**RAW RECORDS**
--
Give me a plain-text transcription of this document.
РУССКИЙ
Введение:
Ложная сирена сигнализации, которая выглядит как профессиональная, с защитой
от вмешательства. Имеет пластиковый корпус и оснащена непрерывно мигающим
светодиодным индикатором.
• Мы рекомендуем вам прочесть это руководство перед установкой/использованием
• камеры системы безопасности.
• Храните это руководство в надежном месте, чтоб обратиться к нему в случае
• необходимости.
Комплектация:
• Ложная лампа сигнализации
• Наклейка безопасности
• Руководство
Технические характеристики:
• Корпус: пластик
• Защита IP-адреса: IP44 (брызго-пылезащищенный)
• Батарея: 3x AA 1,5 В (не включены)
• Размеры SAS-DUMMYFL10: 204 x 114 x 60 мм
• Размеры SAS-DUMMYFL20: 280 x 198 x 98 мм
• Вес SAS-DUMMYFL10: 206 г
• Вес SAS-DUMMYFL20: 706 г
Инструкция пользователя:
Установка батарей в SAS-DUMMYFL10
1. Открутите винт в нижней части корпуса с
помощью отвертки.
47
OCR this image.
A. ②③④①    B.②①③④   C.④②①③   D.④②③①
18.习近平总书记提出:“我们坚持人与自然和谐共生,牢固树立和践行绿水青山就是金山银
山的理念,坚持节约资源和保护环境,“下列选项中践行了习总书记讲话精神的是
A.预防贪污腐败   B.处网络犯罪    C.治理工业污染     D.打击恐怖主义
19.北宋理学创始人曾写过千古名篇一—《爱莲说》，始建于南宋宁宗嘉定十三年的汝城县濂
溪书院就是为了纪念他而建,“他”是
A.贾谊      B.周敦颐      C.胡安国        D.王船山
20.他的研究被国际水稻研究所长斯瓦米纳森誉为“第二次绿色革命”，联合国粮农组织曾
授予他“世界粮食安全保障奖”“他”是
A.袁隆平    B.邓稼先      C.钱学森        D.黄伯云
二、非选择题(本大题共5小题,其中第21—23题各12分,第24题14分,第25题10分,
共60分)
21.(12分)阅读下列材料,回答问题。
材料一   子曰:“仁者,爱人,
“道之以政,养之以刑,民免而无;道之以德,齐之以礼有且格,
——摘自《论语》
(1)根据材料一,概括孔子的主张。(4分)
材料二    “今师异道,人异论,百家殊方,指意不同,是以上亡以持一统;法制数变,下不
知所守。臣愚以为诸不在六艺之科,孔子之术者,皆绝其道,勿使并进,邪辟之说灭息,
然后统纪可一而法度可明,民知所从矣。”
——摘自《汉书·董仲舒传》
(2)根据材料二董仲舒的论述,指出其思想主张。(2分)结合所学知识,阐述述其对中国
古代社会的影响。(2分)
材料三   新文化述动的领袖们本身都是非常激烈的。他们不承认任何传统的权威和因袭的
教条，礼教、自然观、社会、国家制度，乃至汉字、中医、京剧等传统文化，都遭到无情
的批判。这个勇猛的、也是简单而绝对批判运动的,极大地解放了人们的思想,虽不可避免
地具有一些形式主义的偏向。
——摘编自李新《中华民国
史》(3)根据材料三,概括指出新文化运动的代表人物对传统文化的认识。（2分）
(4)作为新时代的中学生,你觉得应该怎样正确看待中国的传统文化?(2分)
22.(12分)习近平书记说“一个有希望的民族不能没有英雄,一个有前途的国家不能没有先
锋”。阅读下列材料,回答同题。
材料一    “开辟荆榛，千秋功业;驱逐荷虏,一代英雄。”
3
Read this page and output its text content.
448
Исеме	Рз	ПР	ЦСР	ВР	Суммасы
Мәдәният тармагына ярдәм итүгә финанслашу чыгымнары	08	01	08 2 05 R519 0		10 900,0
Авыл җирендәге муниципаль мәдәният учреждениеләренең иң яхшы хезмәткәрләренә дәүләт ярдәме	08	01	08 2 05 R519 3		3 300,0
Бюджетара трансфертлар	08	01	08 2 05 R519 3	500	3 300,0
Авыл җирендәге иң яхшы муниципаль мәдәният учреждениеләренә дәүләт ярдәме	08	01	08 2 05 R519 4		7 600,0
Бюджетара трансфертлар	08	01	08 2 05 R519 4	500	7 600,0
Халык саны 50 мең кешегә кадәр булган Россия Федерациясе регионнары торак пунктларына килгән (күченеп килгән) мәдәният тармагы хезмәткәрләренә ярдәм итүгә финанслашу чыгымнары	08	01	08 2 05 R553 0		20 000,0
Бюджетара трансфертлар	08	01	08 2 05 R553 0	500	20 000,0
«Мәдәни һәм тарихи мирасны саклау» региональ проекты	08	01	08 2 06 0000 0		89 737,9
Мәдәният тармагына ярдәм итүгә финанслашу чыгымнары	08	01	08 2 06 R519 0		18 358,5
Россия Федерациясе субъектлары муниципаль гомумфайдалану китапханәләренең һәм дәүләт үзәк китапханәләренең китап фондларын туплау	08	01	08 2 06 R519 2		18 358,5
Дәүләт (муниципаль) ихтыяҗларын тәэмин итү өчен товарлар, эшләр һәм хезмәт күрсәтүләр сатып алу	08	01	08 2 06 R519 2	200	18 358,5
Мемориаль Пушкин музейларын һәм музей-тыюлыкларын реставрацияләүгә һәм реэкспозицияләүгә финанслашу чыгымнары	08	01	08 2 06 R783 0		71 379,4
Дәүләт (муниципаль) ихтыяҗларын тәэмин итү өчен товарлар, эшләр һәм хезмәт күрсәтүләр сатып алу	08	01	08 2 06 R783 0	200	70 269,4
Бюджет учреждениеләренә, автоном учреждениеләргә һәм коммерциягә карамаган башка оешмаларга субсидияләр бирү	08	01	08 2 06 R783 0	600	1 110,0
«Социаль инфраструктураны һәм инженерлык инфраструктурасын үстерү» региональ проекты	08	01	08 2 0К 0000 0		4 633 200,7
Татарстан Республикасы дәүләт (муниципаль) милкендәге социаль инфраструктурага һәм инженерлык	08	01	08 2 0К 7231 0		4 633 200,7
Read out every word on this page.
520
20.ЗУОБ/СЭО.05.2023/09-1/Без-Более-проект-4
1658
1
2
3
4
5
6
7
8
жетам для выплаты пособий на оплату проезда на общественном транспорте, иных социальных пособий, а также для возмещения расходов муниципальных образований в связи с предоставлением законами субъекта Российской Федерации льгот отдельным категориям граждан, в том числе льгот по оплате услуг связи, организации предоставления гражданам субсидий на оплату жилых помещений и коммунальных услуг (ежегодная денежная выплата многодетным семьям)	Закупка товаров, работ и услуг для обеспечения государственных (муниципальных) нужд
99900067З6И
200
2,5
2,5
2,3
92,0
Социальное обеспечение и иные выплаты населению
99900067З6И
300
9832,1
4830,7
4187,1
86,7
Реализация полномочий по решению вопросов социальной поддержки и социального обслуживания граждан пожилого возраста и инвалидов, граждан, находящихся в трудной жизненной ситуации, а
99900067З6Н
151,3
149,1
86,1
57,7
--
**WHAT IS REQUIRED**
Reproduce each entry above exactly, keeping every word.

**EXPECTED OUTPUT**
Give me a plain-text transcription of this document.
РУССКИЙ
Введение:
Ложная сирена сигнализации, которая выглядит как профессиональная, с защитой
от вмешательства. Имеет пластиковый корпус и оснащена непрерывно мигающим
светодиодным индикатором.
• Мы рекомендуем вам прочесть это руководство перед установкой/использованием
• камеры системы безопасности.
• Храните это руководство в надежном месте, чтоб обратиться к нему в случае
• необходимости.
Комплектация:
• Ложная лампа сигнализации
• Наклейка безопасности
• Руководство
Технические характеристики:
• Корпус: пластик
• Защита IP-адреса: IP44 (брызго-пылезащищенный)
• Батарея: 3x AA 1,5 В (не включены)
• Размеры SAS-DUMMYFL10: 204 x 114 x 60 мм
• Размеры SAS-DUMMYFL20: 280 x 198 x 98 мм
• Вес SAS-DUMMYFL10: 206 г
• Вес SAS-DUMMYFL20: 706 г
Инструкция пользователя:
Установка батарей в SAS-DUMMYFL10
1. Открутите винт в нижней части корпуса с
помощью отвертки.
47
OCR this image.
A. ②③④①    B.②①③④   C.④②①③   D.④②③①
18.习近平总书记提出:“我们坚持人与自然和谐共生,牢固树立和践行绿水青山就是金山银
山的理念,坚持节约资源和保护环境,“下列选项中践行了习总书记讲话精神的是
A.预防贪污腐败   B.处网络犯罪    C.治理工业污染     D.打击恐怖主义
19.北宋理学创始人曾写过千古名篇一—《爱莲说》，始建于南宋宁宗嘉定十三年的汝城县濂
溪书院就是为了纪念他而建,“他”是
A.贾谊      B.周敦颐      C.胡安国        D.王船山
20.他的研究被国际水稻研究所长斯瓦米纳森誉为“第二次绿色革命”，联合国粮农组织曾
授予他“世界粮食安全保障奖”“他”是
A.袁隆平    B.邓稼先      C.钱学森        D.黄伯云
二、非选择题(本大题共5小题,其中第21—23题各12分,第24题14分,第25题10分,
共60分)
21.(12分)阅读下列材料,回答问题。
材料一   子曰:“仁者,爱人,
“道之以政,养之以刑,民免而无;道之以德,齐之以礼有且格,
——摘自《论语》
(1)根据材料一,概括孔子的主张。(4分)
材料二    “今师异道,人异论,百家殊方,指意不同,是以上亡以持一统;法制数变,下不
知所守。臣愚以为诸不在六艺之科,孔子之术者,皆绝其道,勿使并进,邪辟之说灭息,
然后统纪可一而法度可明,民知所从矣。”
——摘自《汉书·董仲舒传》
(2)根据材料二董仲舒的论述,指出其思想主张。(2分)结合所学知识,阐述述其对中国
古代社会的影响。(2分)
材料三   新文化述动的领袖们本身都是非常激烈的。他们不承认任何传统的权威和因袭的
教条，礼教、自然观、社会、国家制度，乃至汉字、中医、京剧等传统文化，都遭到无情
的批判。这个勇猛的、也是简单而绝对批判运动的,极大地解放了人们的思想,虽不可避免
地具有一些形式主义的偏向。
——摘编自李新《中华民国
史》(3)根据材料三,概括指出新文化运动的代表人物对传统文化的认识。（2分）
(4)作为新时代的中学生,你觉得应该怎样正确看待中国的传统文化?(2分)
22.(12分)习近平书记说“一个有希望的民族不能没有英雄,一个有前途的国家不能没有先
锋”。阅读下列材料,回答同题。
材料一    “开辟荆榛，千秋功业;驱逐荷虏,一代英雄。”
3
Read this page and output its text content.
448
Исеме	Рз	ПР	ЦСР	ВР	Суммасы
Мәдәният тармагына ярдәм итүгә финанслашу чыгымнары	08	01	08 2 05 R519 0		10 900,0
Авыл җирендәге муниципаль мәдәният учреждениеләренең иң яхшы хезмәткәрләренә дәүләт ярдәме	08	01	08 2 05 R519 3		3 300,0
Бюджетара трансфертлар	08	01	08 2 05 R519 3	500	3 300,0
Авыл җирендәге иң яхшы муниципаль мәдәният учреждениеләренә дәүләт ярдәме	08	01	08 2 05 R519 4		7 600,0
Бюджетара трансфертлар	08	01	08 2 05 R519 4	500	7 600,0
Халык саны 50 мең кешегә кадәр булган Россия Федерациясе регионнары торак пунктларына килгән (күченеп килгән) мәдәният тармагы хезмәткәрләренә ярдәм итүгә финанслашу чыгымнары	08	01	08 2 05 R553 0		20 000,0
Бюджетара трансфертлар	08	01	08 2 05 R553 0	500	20 000,0
«Мәдәни һәм тарихи мирасны саклау» региональ проекты	08	01	08 2 06 0000 0		89 737,9
Мәдәният тармагына ярдәм итүгә финанслашу чыгымнары	08	01	08 2 06 R519 0		18 358,5
Россия Федерациясе субъектлары муниципаль гомумфайдалану китапханәләренең һәм дәүләт үзәк китапханәләренең китап фондларын туплау	08	01	08 2 06 R519 2		18 358,5
Дәүләт (муниципаль) ихтыяҗларын тәэмин итү өчен товарлар, эшләр һәм хезмәт күрсәтүләр сатып алу	08	01	08 2 06 R519 2	200	18 358,5
Мемориаль Пушкин музейларын һәм музей-тыюлыкларын реставрацияләүгә һәм реэкспозицияләүгә финанслашу чыгымнары	08	01	08 2 06 R783 0		71 379,4
Дәүләт (муниципаль) ихтыяҗларын тәэмин итү өчен товарлар, эшләр һәм хезмәт күрсәтүләр сатып алу	08	01	08 2 06 R783 0	200	70 269,4
Бюджет учреждениеләренә, автоном учреждениеләргә һәм коммерциягә карамаган башка оешмаларга субсидияләр бирү	08	01	08 2 06 R783 0	600	1 110,0
«Социаль инфраструктураны һәм инженерлык инфраструктурасын үстерү» региональ проекты	08	01	08 2 0К 0000 0		4 633 200,7
Татарстан Республикасы дәүләт (муниципаль) милкендәге социаль инфраструктурага һәм инженерлык	08	01	08 2 0К 7231 0		4 633 200,7
Read out every word on this page.
520
20.ЗУОБ/СЭО.05.2023/09-1/Без-Более-проект-4
1658
1
2
3
4
5
6
7
8
жетам для выплаты пособий на оплату проезда на общественном транспорте, иных социальных пособий, а также для возмещения расходов муниципальных образований в связи с предоставлением законами субъекта Российской Федерации льгот отдельным категориям граждан, в том числе льгот по оплате услуг связи, организации предоставления гражданам субсидий на оплату жилых помещений и коммунальных услуг (ежегодная денежная выплата многодетным семьям)	Закупка товаров, работ и услуг для обеспечения государственных (муниципальных) нужд
99900067З6И
200
2,5
2,5
2,3
92,0
Социальное обеспечение и иные выплаты населению
99900067З6И
300
9832,1
4830,7
4187,1
86,7
Реализация полномочий по решению вопросов социальной поддержки и социального обслуживания граждан пожилого возраста и инвалидов, граждан, находящихся в трудной жизненной ситуации, а
99900067З6Н
151,3
149,1
86,1
57,7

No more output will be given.